## Problem
Take every line from the listing below that includes "Certificate" and copy it.

** Start Task data **

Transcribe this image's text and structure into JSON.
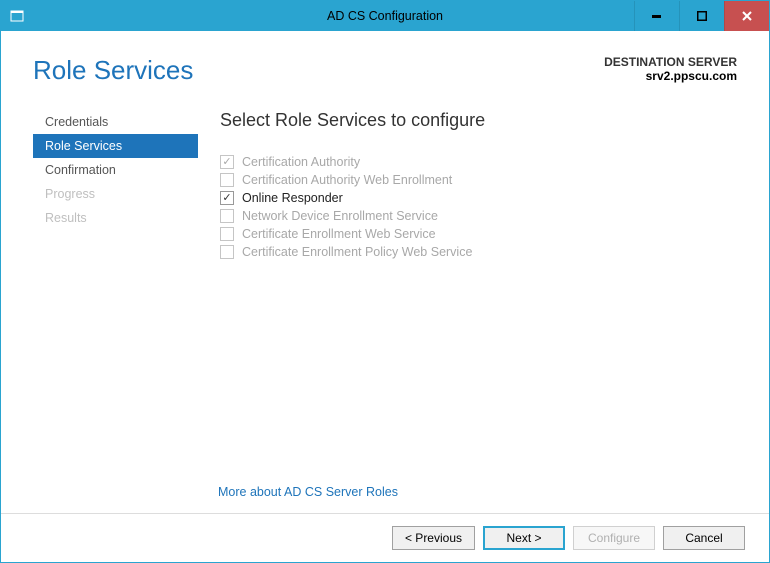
{
  "window": {
    "title": "AD CS Configuration"
  },
  "header": {
    "page_title": "Role Services",
    "destination_label": "DESTINATION SERVER",
    "destination_server": "srv2.ppscu.com"
  },
  "sidebar": {
    "items": [
      {
        "label": "Credentials",
        "state": "normal"
      },
      {
        "label": "Role Services",
        "state": "active"
      },
      {
        "label": "Confirmation",
        "state": "normal"
      },
      {
        "label": "Progress",
        "state": "disabled"
      },
      {
        "label": "Results",
        "state": "disabled"
      }
    ]
  },
  "main": {
    "heading": "Select Role Services to configure",
    "roles": [
      {
        "label": "Certification Authority",
        "checked": true,
        "enabled": false
      },
      {
        "label": "Certification Authority Web Enrollment",
        "checked": false,
        "enabled": false
      },
      {
        "label": "Online Responder",
        "checked": true,
        "enabled": true
      },
      {
        "label": "Network Device Enrollment Service",
        "checked": false,
        "enabled": false
      },
      {
        "label": "Certificate Enrollment Web Service",
        "checked": false,
        "enabled": false
      },
      {
        "label": "Certificate Enrollment Policy Web Service",
        "checked": false,
        "enabled": false
      }
    ],
    "more_link": "More about AD CS Server Roles"
  },
  "footer": {
    "previous": "< Previous",
    "next": "Next >",
    "configure": "Configure",
    "cancel": "Cancel"
  }
}
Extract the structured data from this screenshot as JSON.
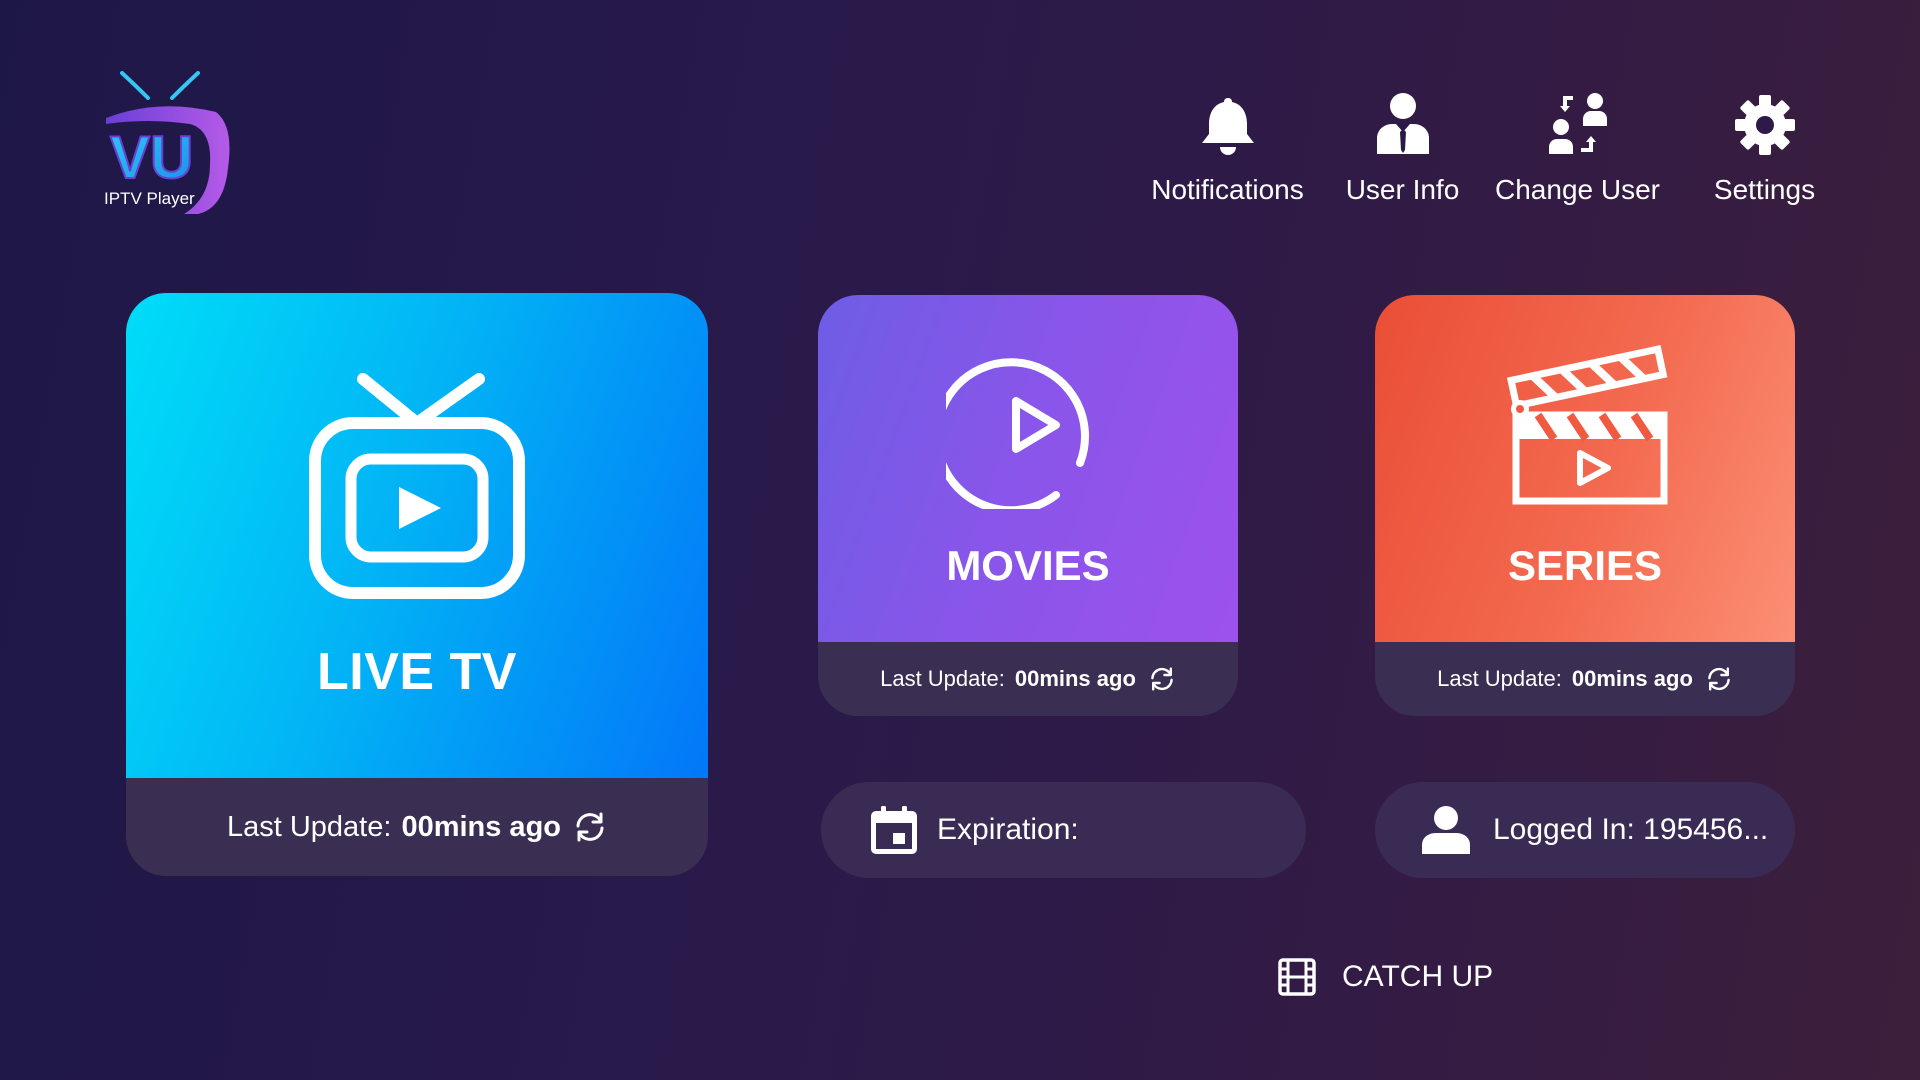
{
  "app": {
    "logo_text": "VU",
    "logo_subtext": "IPTV Player"
  },
  "nav": {
    "items": [
      {
        "label": "Notifications",
        "icon": "bell-icon"
      },
      {
        "label": "User Info",
        "icon": "user-tie-icon"
      },
      {
        "label": "Change User",
        "icon": "switch-user-icon"
      },
      {
        "label": "Settings",
        "icon": "gear-icon"
      }
    ]
  },
  "tiles": {
    "live_tv": {
      "title": "LIVE TV",
      "icon": "tv-play-icon",
      "last_update_label": "Last Update:",
      "last_update_value": "00mins ago"
    },
    "movies": {
      "title": "MOVIES",
      "icon": "play-circle-icon",
      "last_update_label": "Last Update:",
      "last_update_value": "00mins ago"
    },
    "series": {
      "title": "SERIES",
      "icon": "clapperboard-icon",
      "last_update_label": "Last Update:",
      "last_update_value": "00mins ago"
    }
  },
  "info": {
    "expiration_label": "Expiration:",
    "logged_in_label": "Logged In: 195456..."
  },
  "catchup": {
    "label": "CATCH UP",
    "icon": "film-icon"
  },
  "colors": {
    "live_tv_start": "#00ddf8",
    "live_tv_end": "#0377f8",
    "movies_start": "#6e5de5",
    "movies_end": "#9d52ec",
    "series_start": "#ea4e36",
    "series_end": "#fb8f74",
    "footer_bg": "#3a2e52",
    "background_start": "#1d1747",
    "background_end": "#3c1f3a"
  }
}
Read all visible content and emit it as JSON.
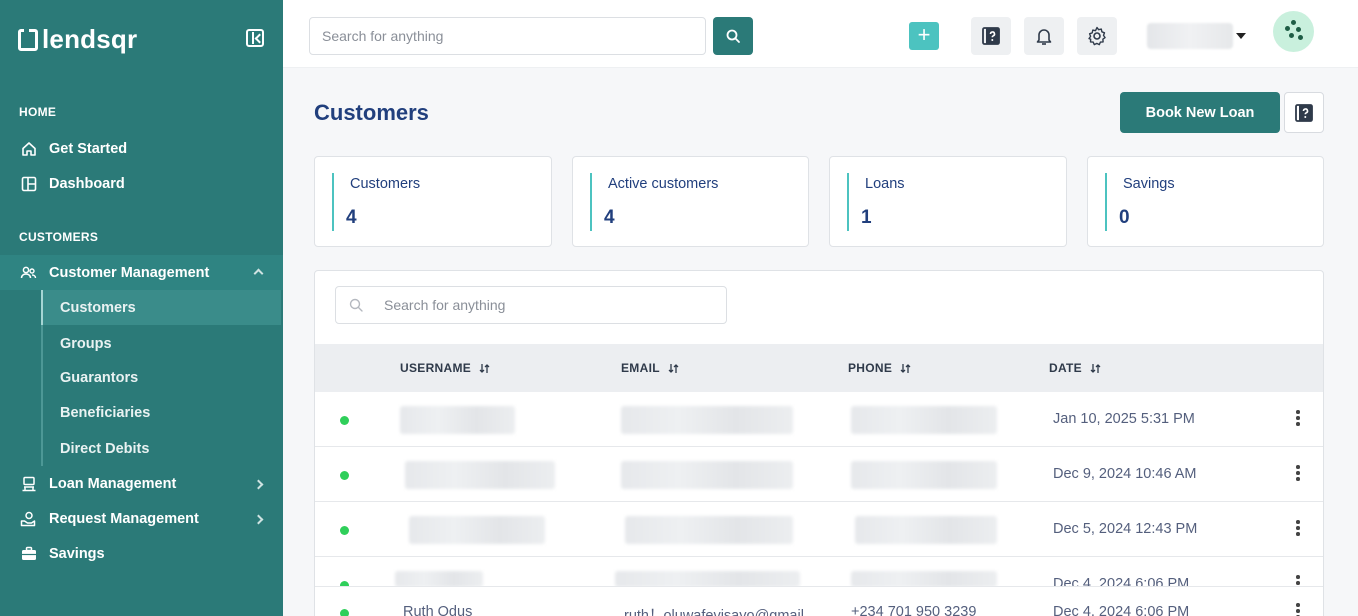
{
  "app": {
    "logo_text": "lendsqr"
  },
  "sidebar": {
    "sections": {
      "home": "HOME",
      "customers": "CUSTOMERS"
    },
    "home_items": [
      {
        "label": "Get Started",
        "icon": "home-icon"
      },
      {
        "label": "Dashboard",
        "icon": "dashboard-icon"
      }
    ],
    "customer_management": {
      "label": "Customer Management",
      "icon": "users-icon"
    },
    "sub_items": [
      {
        "label": "Customers",
        "active": true
      },
      {
        "label": "Groups"
      },
      {
        "label": "Guarantors"
      },
      {
        "label": "Beneficiaries"
      },
      {
        "label": "Direct Debits"
      }
    ],
    "more_items": [
      {
        "label": "Loan Management",
        "icon": "loan-icon"
      },
      {
        "label": "Request Management",
        "icon": "request-icon"
      },
      {
        "label": "Savings",
        "icon": "briefcase-icon"
      }
    ]
  },
  "topbar": {
    "search_placeholder": "Search for anything"
  },
  "page": {
    "title": "Customers",
    "book_button": "Book New Loan"
  },
  "stats": [
    {
      "label": "Customers",
      "value": "4"
    },
    {
      "label": "Active customers",
      "value": "4"
    },
    {
      "label": "Loans",
      "value": "1"
    },
    {
      "label": "Savings",
      "value": "0"
    }
  ],
  "table": {
    "search_placeholder": "Search for anything",
    "headers": {
      "username": "USERNAME",
      "email": "EMAIL",
      "phone": "PHONE",
      "date": "DATE"
    },
    "rows": [
      {
        "date": "Jan 10, 2025 5:31 PM"
      },
      {
        "date": "Dec 9, 2024 10:46 AM"
      },
      {
        "date": "Dec 5, 2024 12:43 PM"
      },
      {
        "date": "Dec 4, 2024 6:06 PM"
      },
      {
        "username": "Ruth Odus",
        "email": "ruth！oluwafevisayo@gmail.c",
        "phone": "+234 701 950 3239",
        "date": "Dec 4, 2024 6:06 PM"
      }
    ]
  },
  "colors": {
    "brand": "#2b7a78",
    "accent": "#4cc3c0",
    "title": "#213f7d",
    "status_active": "#2fcf5a"
  }
}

** End Task data **

## Written answer
        "label": "Certificate Enrollment Web Service",
        "label": "Certificate Enrollment Policy Web Service",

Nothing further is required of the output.